| TEXTO DE ORIGEM |
☆ ☆ ☆ ☆ ☆

Influenciadores leigos também aproveitam o conclave para ganhar mais seguidores. De jeans e camiseta, Guto Azevedo passou a manhã de sábado gravando vídeos com um assistente. Aos 35 anos, o cearense comanda o Santo Flow, podcast com 550 mil ouvintes inscritos.

— O pessoal tá me reconhecendo na rua aqui no Vaticano — orgulha-se Azevedo. — Nossa intenção é mostrar tudo o que acontece aqui. Nos dias do conclave, fiz muitas transmissões ao vivo. Agora quero mostrar o clima em Roma depois da eleição do Papa — conta.

Azevedo trabalhava como radialista em Juazeiro do Norte quando teve a ideia de lançar um podcast religioso. Três anos depois, comanda uma equipe de dez funcionários e tem estúdio próprio em Alphaville, nos arredores de São Paulo.

— Havia uma demanda reprimida por um podcast católico. Quem chega primeiro ao rio bebe água limpa, né? — diz.

Seu recorde de audiência foi uma entrevista com o popular Frei Gilson, com quase cinco horas de duração. Agora ele quer gravar com outras celebridades católicas, como os padres Fábio de Melo e Marcelo Rossi.

Segundo Azevedo, a fórmula do sucesso é investir na linguagem coloquial e fatiar as entrevistas em cortes de poucos segundos. Ele publica cerca de 30 por dia, em diferentes plataformas.

— O corte é a mola que impulsiona um podcast — ensina.

Para bancar suas produções e viagens, Marinho investe no filão de palestras e livros religiosos. Nesta semana, aproveitou e lançou um novo e-book: “O Segredo do Conclave”, vendido a R$ 27 na internet.

PARCERIAS E HATERS

Com tanta audiência, os influencers de Cristo também são procurados por empresas interessadas em patrocínios e parcerias. Os dois padres dizem ter recusado propostas para fazer anúncios de bets. O dono do Santo Flow reclama que muitas marcas evitam patrocinar podcasts de temática religiosa.

— O católico come, vai ao banco, compra remédio na farmácia. Mas muitas empresas têm medo de se associar a nós — protesta.

Junto com os cliques, também aparecem os haters. Os dois padres influenciadores dizem bloquear quem faz comentários agressivos. Bessa afirma vigiar as próprias publicações para não pecar pela vaidade.

— Nas redes, existe a evangelização e existe a autopromoção. Eu me penitencio quando acho que estou me promovendo — confidencia.

Com crachás de imprensa fornecidos pela Santa Sé, os influencers de Cristo enfrentam as mesmas dificuldades dos jornalistas no Vaticano: longas filas, muitas barreiras de segurança e pouco sinal de internet.

— Ontem a minha internet caiu bem na hora em que ia sair a fumaça preta. Foi terrível! — queixou-se o padre Marinho na quinta-feira, minutos antes da escolha do Papa Leão XIV.

☆ ☆ ☆ ☆ ☆

| O QUE FAZER |
Segundo o texto sobre os influenciadores católicos no Vaticano, quantos ouvintes inscritos tem o podcast Santo Flow?

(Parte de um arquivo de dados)
☆ ☆ ☆ ☆ ☆

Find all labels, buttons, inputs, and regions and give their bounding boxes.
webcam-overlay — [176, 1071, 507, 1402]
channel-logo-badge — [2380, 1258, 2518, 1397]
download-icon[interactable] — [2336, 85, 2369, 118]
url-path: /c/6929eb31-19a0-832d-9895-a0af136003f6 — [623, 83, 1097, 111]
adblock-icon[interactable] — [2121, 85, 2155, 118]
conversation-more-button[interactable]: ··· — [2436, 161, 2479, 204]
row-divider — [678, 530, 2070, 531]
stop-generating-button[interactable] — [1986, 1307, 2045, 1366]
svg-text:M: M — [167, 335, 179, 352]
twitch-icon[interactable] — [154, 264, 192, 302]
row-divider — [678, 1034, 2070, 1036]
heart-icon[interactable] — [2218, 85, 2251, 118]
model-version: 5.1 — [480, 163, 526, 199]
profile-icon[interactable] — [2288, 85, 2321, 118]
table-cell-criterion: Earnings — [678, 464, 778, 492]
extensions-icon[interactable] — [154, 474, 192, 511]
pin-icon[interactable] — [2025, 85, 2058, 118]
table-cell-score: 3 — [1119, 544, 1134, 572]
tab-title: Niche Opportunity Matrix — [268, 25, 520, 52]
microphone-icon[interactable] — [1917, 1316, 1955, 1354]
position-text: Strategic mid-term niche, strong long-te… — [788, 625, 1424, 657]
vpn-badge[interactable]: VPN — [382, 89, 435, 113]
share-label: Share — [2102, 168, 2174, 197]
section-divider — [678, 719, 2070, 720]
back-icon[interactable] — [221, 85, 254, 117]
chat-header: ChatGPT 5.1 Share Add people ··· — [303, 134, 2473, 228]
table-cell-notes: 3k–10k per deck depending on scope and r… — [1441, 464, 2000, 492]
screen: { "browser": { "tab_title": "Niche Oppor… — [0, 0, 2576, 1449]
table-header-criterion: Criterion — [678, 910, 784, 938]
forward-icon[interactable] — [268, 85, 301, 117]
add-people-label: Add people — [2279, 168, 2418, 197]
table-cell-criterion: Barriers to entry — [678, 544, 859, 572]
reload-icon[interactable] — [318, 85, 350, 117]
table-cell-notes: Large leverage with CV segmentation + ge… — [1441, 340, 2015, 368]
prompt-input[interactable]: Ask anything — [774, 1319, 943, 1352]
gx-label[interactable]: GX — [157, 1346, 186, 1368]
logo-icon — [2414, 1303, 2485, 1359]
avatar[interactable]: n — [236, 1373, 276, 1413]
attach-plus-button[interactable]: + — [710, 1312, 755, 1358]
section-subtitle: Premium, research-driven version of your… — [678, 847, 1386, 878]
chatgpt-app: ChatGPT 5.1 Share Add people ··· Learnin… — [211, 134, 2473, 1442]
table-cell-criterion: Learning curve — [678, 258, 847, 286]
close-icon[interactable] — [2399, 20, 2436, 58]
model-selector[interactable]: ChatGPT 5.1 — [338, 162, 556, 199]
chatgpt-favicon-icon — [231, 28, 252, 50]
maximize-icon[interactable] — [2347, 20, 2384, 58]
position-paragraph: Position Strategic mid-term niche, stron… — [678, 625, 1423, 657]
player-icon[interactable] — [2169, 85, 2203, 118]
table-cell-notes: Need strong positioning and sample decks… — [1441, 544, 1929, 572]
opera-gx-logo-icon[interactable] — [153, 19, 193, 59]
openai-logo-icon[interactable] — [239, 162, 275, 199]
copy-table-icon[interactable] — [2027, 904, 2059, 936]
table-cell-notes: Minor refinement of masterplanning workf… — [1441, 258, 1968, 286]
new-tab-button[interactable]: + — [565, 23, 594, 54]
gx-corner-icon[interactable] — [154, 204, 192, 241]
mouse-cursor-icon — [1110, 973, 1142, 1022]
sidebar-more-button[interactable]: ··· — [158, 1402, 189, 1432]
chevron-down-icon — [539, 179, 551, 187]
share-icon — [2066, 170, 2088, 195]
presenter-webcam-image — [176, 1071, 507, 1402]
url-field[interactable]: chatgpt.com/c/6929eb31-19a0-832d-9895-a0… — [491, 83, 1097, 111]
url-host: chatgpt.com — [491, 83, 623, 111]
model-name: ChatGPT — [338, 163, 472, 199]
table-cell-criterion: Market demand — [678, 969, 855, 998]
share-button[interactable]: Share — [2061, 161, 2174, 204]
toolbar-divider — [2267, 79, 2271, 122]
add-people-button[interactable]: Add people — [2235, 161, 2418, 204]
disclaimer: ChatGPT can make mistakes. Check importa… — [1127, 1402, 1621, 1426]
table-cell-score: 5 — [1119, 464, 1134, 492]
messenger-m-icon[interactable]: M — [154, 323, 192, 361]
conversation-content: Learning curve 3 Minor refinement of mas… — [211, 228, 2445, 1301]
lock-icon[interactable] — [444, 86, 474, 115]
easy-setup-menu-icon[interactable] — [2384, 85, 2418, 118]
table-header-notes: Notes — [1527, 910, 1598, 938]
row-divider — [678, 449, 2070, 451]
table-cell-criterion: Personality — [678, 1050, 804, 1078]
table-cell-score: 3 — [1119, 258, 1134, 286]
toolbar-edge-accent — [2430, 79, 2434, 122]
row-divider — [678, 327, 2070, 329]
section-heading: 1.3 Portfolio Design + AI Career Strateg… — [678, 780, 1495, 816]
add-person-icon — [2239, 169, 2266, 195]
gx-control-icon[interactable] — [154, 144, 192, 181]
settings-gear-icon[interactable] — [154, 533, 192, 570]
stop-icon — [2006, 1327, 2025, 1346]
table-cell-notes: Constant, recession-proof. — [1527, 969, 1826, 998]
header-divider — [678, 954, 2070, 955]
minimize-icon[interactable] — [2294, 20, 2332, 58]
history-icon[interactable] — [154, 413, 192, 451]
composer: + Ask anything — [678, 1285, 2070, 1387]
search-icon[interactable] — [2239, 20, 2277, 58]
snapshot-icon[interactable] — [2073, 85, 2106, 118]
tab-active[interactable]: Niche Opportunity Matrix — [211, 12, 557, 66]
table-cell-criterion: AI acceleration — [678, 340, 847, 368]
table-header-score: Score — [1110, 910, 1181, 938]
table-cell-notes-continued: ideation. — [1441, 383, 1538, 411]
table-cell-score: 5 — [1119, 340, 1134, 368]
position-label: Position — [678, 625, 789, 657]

☆ ☆ ☆ ☆ ☆

| RESPOSTA DO EXERCÍCIO |
O Santo Flow tem 550 mil ouvintes inscritos.